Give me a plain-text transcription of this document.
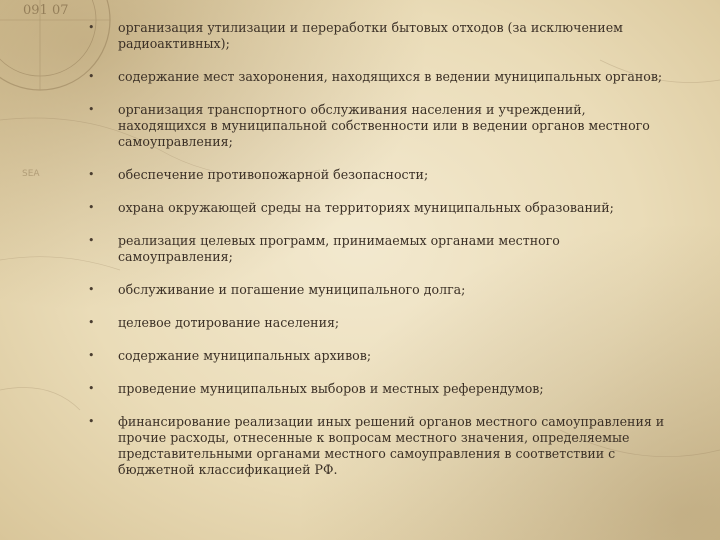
091 07
SEA
• организация утилизации и переработки бытовых отходов (за исключением радиоактивных);
• содержание мест захоронения, находящихся в ведении муниципальных органов;
• организация транспортного обслуживания населения и учреждений, находящихся в муниципальной собственности или в ведении органов местного самоуправления;
• обеспечение противопожарной безопасности;
• охрана окружающей среды на территориях муниципальных образований;
• реализация целевых программ, принимаемых органами местного самоуправления;
• обслуживание и погашение муниципального долга;
• целевое дотирование населения;
• содержание муниципальных архивов;
• проведение муниципальных выборов и местных референдумов;
• финансирование реализации иных решений органов местного самоуправления и прочие расходы, отнесенные к вопросам местного значения, определяемые представительными органами местного самоуправления в соответствии с бюджетной классификацией РФ.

============================================================

▸ **Task to carry out**:
Transcribe each entry above exactly, apart from the pictures.

▸ **Answer**:
Give me a plain-text transcription of this document.
091 07
SEA
• организация утилизации и переработки бытовых отходов (за исключением радиоактивных);
• содержание мест захоронения, находящихся в ведении муниципальных органов;
• организация транспортного обслуживания населения и учреждений, находящихся в муниципальной собственности или в ведении органов местного самоуправления;
• обеспечение противопожарной безопасности;
• охрана окружающей среды на территориях муниципальных образований;
• реализация целевых программ, принимаемых органами местного самоуправления;
• обслуживание и погашение муниципального долга;
• целевое дотирование населения;
• содержание муниципальных архивов;
• проведение муниципальных выборов и местных референдумов;
• финансирование реализации иных решений органов местного самоуправления и прочие расходы, отнесенные к вопросам местного значения, определяемые представительными органами местного самоуправления в соответствии с бюджетной классификацией РФ.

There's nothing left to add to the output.